**Task details**
Each entry below should be written out exactly as it is, with no pictures.

**Exercise material**
— Begin —

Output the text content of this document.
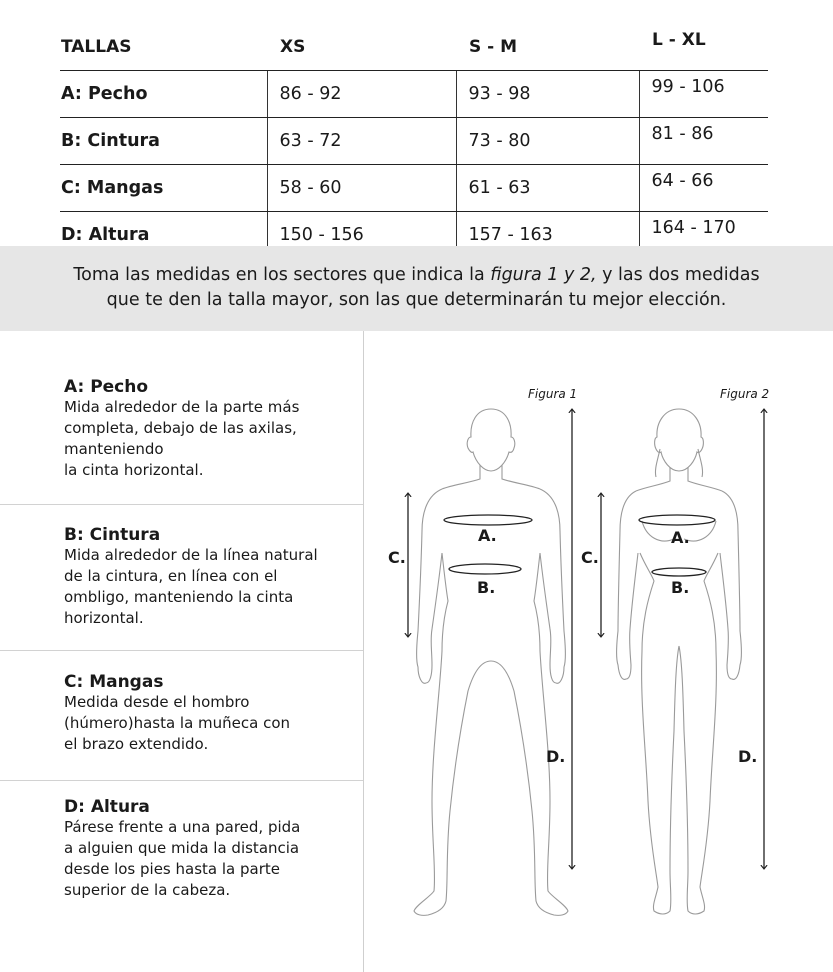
TALLAS	XS	S - M	L - XL
A: Pecho	86 - 92	93 - 98	99 - 106
B: Cintura	63 - 72	73 - 80	81 - 86
C: Mangas	58 - 60	61 - 63	64 - 66
D: Altura	150 - 156	157 - 163	164 - 170
Toma las medidas en los sectores que indica la figura 1 y 2, y las dos medidas
que te den la talla mayor, son las que determinarán tu mejor elección.
A: Pecho

Mida alrededor de la parte más

completa, debajo de las axilas,

manteniendo

la cinta horizontal.

B: Cintura

Mida alrededor de la línea natural

de la cintura, en línea con el

ombligo, manteniendo la cinta

horizontal.

C: Mangas

Medida desde el hombro

(húmero)hasta la muñeca con

el brazo extendido.

D: Altura

Párese frente a una pared, pida

a alguien que mida la distancia

desde los pies hasta la parte

superior de la cabeza.

Figura 1	Figura 2
A.
B.
C.
D.
A.
B.
C.
D.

— End —

**Response**
Output the text content of this document.
TALLAS	XS	S - M	L - XL
A: Pecho	86 - 92	93 - 98	99 - 106
B: Cintura	63 - 72	73 - 80	81 - 86
C: Mangas	58 - 60	61 - 63	64 - 66
D: Altura	150 - 156	157 - 163	164 - 170
Toma las medidas en los sectores que indica la figura 1 y 2, y las dos medidas
que te den la talla mayor, son las que determinarán tu mejor elección.
A: Pecho

Mida alrededor de la parte más

completa, debajo de las axilas,

manteniendo

la cinta horizontal.

B: Cintura

Mida alrededor de la línea natural

de la cintura, en línea con el

ombligo, manteniendo la cinta

horizontal.

C: Mangas

Medida desde el hombro

(húmero)hasta la muñeca con

el brazo extendido.

D: Altura

Párese frente a una pared, pida

a alguien que mida la distancia

desde los pies hasta la parte

superior de la cabeza.

Figura 1	Figura 2
A.
B.
C.
D.
A.
B.
C.
D.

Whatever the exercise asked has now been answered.